-- Begin --

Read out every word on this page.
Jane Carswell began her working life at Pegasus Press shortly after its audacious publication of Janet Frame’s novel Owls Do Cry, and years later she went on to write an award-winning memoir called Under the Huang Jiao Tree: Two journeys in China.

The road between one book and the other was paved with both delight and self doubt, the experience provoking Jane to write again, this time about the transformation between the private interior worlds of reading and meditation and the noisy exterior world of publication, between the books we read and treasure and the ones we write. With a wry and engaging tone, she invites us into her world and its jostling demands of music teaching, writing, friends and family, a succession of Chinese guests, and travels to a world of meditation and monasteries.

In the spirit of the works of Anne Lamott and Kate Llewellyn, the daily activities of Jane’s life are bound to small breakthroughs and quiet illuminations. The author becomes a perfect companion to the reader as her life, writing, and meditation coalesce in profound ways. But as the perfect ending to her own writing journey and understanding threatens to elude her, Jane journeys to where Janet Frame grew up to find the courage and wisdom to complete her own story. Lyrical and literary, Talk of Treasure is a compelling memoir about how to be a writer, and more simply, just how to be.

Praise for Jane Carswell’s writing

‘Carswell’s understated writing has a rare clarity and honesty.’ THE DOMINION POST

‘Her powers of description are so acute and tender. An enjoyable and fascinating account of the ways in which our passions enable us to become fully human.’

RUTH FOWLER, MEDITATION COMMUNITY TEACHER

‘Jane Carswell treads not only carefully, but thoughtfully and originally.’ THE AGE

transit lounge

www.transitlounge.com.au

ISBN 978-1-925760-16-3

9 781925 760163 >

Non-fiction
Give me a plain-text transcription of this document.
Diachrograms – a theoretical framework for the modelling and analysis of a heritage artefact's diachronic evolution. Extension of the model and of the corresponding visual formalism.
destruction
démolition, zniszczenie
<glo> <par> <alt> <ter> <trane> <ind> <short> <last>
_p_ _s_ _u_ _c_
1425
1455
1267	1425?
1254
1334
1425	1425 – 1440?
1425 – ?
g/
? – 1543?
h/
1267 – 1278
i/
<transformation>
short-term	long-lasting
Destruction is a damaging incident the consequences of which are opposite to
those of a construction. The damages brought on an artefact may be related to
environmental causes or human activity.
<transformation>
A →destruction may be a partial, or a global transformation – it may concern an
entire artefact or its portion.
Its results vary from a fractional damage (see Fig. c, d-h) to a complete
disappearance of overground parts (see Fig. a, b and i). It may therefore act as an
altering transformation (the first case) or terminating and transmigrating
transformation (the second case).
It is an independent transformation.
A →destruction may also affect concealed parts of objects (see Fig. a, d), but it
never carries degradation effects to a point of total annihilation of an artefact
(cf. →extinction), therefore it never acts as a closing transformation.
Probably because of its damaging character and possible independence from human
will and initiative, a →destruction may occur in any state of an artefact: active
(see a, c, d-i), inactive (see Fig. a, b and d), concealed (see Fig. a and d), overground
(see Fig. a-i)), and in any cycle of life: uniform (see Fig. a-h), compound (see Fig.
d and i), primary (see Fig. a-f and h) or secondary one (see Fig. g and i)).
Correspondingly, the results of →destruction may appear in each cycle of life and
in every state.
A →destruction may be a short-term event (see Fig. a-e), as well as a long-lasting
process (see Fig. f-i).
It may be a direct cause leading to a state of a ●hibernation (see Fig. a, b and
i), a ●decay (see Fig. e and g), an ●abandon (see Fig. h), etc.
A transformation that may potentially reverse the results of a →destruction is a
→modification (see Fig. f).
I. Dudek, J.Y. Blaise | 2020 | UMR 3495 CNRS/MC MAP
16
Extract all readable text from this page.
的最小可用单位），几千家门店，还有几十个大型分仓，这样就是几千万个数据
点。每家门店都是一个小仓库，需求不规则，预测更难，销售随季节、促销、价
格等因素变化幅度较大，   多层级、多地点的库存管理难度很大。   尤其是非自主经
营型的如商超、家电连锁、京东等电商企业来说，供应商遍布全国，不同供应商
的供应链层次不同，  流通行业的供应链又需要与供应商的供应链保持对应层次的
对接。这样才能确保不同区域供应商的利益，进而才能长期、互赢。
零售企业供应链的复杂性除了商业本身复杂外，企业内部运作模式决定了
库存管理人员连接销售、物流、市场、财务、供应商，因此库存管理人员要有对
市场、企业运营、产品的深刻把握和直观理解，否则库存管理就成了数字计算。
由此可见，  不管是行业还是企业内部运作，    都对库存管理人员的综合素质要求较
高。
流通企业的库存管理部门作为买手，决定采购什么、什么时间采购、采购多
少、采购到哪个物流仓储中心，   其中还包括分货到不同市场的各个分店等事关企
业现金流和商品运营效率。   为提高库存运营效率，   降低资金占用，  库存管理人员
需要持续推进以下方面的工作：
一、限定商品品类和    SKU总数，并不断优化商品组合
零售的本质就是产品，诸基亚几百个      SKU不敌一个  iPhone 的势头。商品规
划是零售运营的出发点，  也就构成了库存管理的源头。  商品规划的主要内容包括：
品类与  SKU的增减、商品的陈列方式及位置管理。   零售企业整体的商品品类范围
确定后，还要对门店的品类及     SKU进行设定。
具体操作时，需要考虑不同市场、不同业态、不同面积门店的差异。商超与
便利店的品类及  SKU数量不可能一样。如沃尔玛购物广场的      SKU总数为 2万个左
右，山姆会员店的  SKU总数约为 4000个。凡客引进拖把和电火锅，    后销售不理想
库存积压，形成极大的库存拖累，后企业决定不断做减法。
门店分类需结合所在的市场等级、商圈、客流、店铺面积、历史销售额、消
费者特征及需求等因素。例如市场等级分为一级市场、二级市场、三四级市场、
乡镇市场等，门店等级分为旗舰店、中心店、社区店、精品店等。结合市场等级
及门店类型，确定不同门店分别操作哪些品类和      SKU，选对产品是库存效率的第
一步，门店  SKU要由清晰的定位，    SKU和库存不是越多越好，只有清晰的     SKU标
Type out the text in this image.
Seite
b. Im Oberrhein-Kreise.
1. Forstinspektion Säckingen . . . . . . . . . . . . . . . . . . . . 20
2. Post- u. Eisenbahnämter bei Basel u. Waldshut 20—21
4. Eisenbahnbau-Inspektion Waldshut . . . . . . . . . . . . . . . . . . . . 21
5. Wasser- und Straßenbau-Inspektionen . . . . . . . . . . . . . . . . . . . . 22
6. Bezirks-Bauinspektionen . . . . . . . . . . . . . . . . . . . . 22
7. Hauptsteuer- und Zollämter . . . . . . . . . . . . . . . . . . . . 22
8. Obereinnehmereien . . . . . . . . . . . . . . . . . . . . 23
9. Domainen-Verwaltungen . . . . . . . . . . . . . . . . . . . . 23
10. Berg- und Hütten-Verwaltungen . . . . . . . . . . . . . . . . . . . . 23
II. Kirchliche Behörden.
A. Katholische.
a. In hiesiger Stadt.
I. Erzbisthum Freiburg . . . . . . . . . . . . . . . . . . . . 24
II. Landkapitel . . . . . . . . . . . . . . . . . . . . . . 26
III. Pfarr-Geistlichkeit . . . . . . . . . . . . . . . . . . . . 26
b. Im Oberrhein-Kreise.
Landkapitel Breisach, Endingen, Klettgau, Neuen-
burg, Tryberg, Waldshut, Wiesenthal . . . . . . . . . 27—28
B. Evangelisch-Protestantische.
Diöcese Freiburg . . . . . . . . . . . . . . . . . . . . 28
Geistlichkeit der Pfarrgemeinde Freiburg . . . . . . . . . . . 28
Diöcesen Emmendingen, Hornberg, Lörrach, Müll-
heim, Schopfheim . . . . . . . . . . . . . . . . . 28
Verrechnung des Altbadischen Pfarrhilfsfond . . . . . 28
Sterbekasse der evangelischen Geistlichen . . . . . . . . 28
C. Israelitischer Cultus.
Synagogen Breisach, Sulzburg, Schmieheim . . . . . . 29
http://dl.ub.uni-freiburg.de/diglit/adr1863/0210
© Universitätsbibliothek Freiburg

-- End --

- What you will do
Take the records above and return them exactly as written.

- Written answer
Read out every word on this page.
Jane Carswell began her working life at Pegasus Press shortly after its audacious publication of Janet Frame’s novel Owls Do Cry, and years later she went on to write an award-winning memoir called Under the Huang Jiao Tree: Two journeys in China.

The road between one book and the other was paved with both delight and self doubt, the experience provoking Jane to write again, this time about the transformation between the private interior worlds of reading and meditation and the noisy exterior world of publication, between the books we read and treasure and the ones we write. With a wry and engaging tone, she invites us into her world and its jostling demands of music teaching, writing, friends and family, a succession of Chinese guests, and travels to a world of meditation and monasteries.

In the spirit of the works of Anne Lamott and Kate Llewellyn, the daily activities of Jane’s life are bound to small breakthroughs and quiet illuminations. The author becomes a perfect companion to the reader as her life, writing, and meditation coalesce in profound ways. But as the perfect ending to her own writing journey and understanding threatens to elude her, Jane journeys to where Janet Frame grew up to find the courage and wisdom to complete her own story. Lyrical and literary, Talk of Treasure is a compelling memoir about how to be a writer, and more simply, just how to be.

Praise for Jane Carswell’s writing

‘Carswell’s understated writing has a rare clarity and honesty.’ THE DOMINION POST

‘Her powers of description are so acute and tender. An enjoyable and fascinating account of the ways in which our passions enable us to become fully human.’

RUTH FOWLER, MEDITATION COMMUNITY TEACHER

‘Jane Carswell treads not only carefully, but thoughtfully and originally.’ THE AGE

transit lounge

www.transitlounge.com.au

ISBN 978-1-925760-16-3

9 781925 760163 >

Non-fiction
Give me a plain-text transcription of this document.
Diachrograms – a theoretical framework for the modelling and analysis of a heritage artefact's diachronic evolution. Extension of the model and of the corresponding visual formalism.
destruction
démolition, zniszczenie
<glo> <par> <alt> <ter> <trane> <ind> <short> <last>
_p_ _s_ _u_ _c_
1425
1455
1267	1425?
1254
1334
1425	1425 – 1440?
1425 – ?
g/
? – 1543?
h/
1267 – 1278
i/
<transformation>
short-term	long-lasting
Destruction is a damaging incident the consequences of which are opposite to
those of a construction. The damages brought on an artefact may be related to
environmental causes or human activity.
<transformation>
A →destruction may be a partial, or a global transformation – it may concern an
entire artefact or its portion.
Its results vary from a fractional damage (see Fig. c, d-h) to a complete
disappearance of overground parts (see Fig. a, b and i). It may therefore act as an
altering transformation (the first case) or terminating and transmigrating
transformation (the second case).
It is an independent transformation.
A →destruction may also affect concealed parts of objects (see Fig. a, d), but it
never carries degradation effects to a point of total annihilation of an artefact
(cf. →extinction), therefore it never acts as a closing transformation.
Probably because of its damaging character and possible independence from human
will and initiative, a →destruction may occur in any state of an artefact: active
(see a, c, d-i), inactive (see Fig. a, b and d), concealed (see Fig. a and d), overground
(see Fig. a-i)), and in any cycle of life: uniform (see Fig. a-h), compound (see Fig.
d and i), primary (see Fig. a-f and h) or secondary one (see Fig. g and i)).
Correspondingly, the results of →destruction may appear in each cycle of life and
in every state.
A →destruction may be a short-term event (see Fig. a-e), as well as a long-lasting
process (see Fig. f-i).
It may be a direct cause leading to a state of a ●hibernation (see Fig. a, b and
i), a ●decay (see Fig. e and g), an ●abandon (see Fig. h), etc.
A transformation that may potentially reverse the results of a →destruction is a
→modification (see Fig. f).
I. Dudek, J.Y. Blaise | 2020 | UMR 3495 CNRS/MC MAP
16
Extract all readable text from this page.
的最小可用单位），几千家门店，还有几十个大型分仓，这样就是几千万个数据
点。每家门店都是一个小仓库，需求不规则，预测更难，销售随季节、促销、价
格等因素变化幅度较大，   多层级、多地点的库存管理难度很大。   尤其是非自主经
营型的如商超、家电连锁、京东等电商企业来说，供应商遍布全国，不同供应商
的供应链层次不同，  流通行业的供应链又需要与供应商的供应链保持对应层次的
对接。这样才能确保不同区域供应商的利益，进而才能长期、互赢。
零售企业供应链的复杂性除了商业本身复杂外，企业内部运作模式决定了
库存管理人员连接销售、物流、市场、财务、供应商，因此库存管理人员要有对
市场、企业运营、产品的深刻把握和直观理解，否则库存管理就成了数字计算。
由此可见，  不管是行业还是企业内部运作，    都对库存管理人员的综合素质要求较
高。
流通企业的库存管理部门作为买手，决定采购什么、什么时间采购、采购多
少、采购到哪个物流仓储中心，   其中还包括分货到不同市场的各个分店等事关企
业现金流和商品运营效率。   为提高库存运营效率，   降低资金占用，  库存管理人员
需要持续推进以下方面的工作：
一、限定商品品类和    SKU总数，并不断优化商品组合
零售的本质就是产品，诸基亚几百个      SKU不敌一个  iPhone 的势头。商品规
划是零售运营的出发点，  也就构成了库存管理的源头。  商品规划的主要内容包括：
品类与  SKU的增减、商品的陈列方式及位置管理。   零售企业整体的商品品类范围
确定后，还要对门店的品类及     SKU进行设定。
具体操作时，需要考虑不同市场、不同业态、不同面积门店的差异。商超与
便利店的品类及  SKU数量不可能一样。如沃尔玛购物广场的      SKU总数为 2万个左
右，山姆会员店的  SKU总数约为 4000个。凡客引进拖把和电火锅，    后销售不理想
库存积压，形成极大的库存拖累，后企业决定不断做减法。
门店分类需结合所在的市场等级、商圈、客流、店铺面积、历史销售额、消
费者特征及需求等因素。例如市场等级分为一级市场、二级市场、三四级市场、
乡镇市场等，门店等级分为旗舰店、中心店、社区店、精品店等。结合市场等级
及门店类型，确定不同门店分别操作哪些品类和      SKU，选对产品是库存效率的第
一步，门店  SKU要由清晰的定位，    SKU和库存不是越多越好，只有清晰的     SKU标
Type out the text in this image.
Seite
b. Im Oberrhein-Kreise.
1. Forstinspektion Säckingen . . . . . . . . . . . . . . . . . . . . 20
2. Post- u. Eisenbahnämter bei Basel u. Waldshut 20—21
4. Eisenbahnbau-Inspektion Waldshut . . . . . . . . . . . . . . . . . . . . 21
5. Wasser- und Straßenbau-Inspektionen . . . . . . . . . . . . . . . . . . . . 22
6. Bezirks-Bauinspektionen . . . . . . . . . . . . . . . . . . . . 22
7. Hauptsteuer- und Zollämter . . . . . . . . . . . . . . . . . . . . 22
8. Obereinnehmereien . . . . . . . . . . . . . . . . . . . . 23
9. Domainen-Verwaltungen . . . . . . . . . . . . . . . . . . . . 23
10. Berg- und Hütten-Verwaltungen . . . . . . . . . . . . . . . . . . . . 23
II. Kirchliche Behörden.
A. Katholische.
a. In hiesiger Stadt.
I. Erzbisthum Freiburg . . . . . . . . . . . . . . . . . . . . 24
II. Landkapitel . . . . . . . . . . . . . . . . . . . . . . 26
III. Pfarr-Geistlichkeit . . . . . . . . . . . . . . . . . . . . 26
b. Im Oberrhein-Kreise.
Landkapitel Breisach, Endingen, Klettgau, Neuen-
burg, Tryberg, Waldshut, Wiesenthal . . . . . . . . . 27—28
B. Evangelisch-Protestantische.
Diöcese Freiburg . . . . . . . . . . . . . . . . . . . . 28
Geistlichkeit der Pfarrgemeinde Freiburg . . . . . . . . . . . 28
Diöcesen Emmendingen, Hornberg, Lörrach, Müll-
heim, Schopfheim . . . . . . . . . . . . . . . . . 28
Verrechnung des Altbadischen Pfarrhilfsfond . . . . . 28
Sterbekasse der evangelischen Geistlichen . . . . . . . . 28
C. Israelitischer Cultus.
Synagogen Breisach, Sulzburg, Schmieheim . . . . . . 29
http://dl.ub.uni-freiburg.de/diglit/adr1863/0210
© Universitätsbibliothek Freiburg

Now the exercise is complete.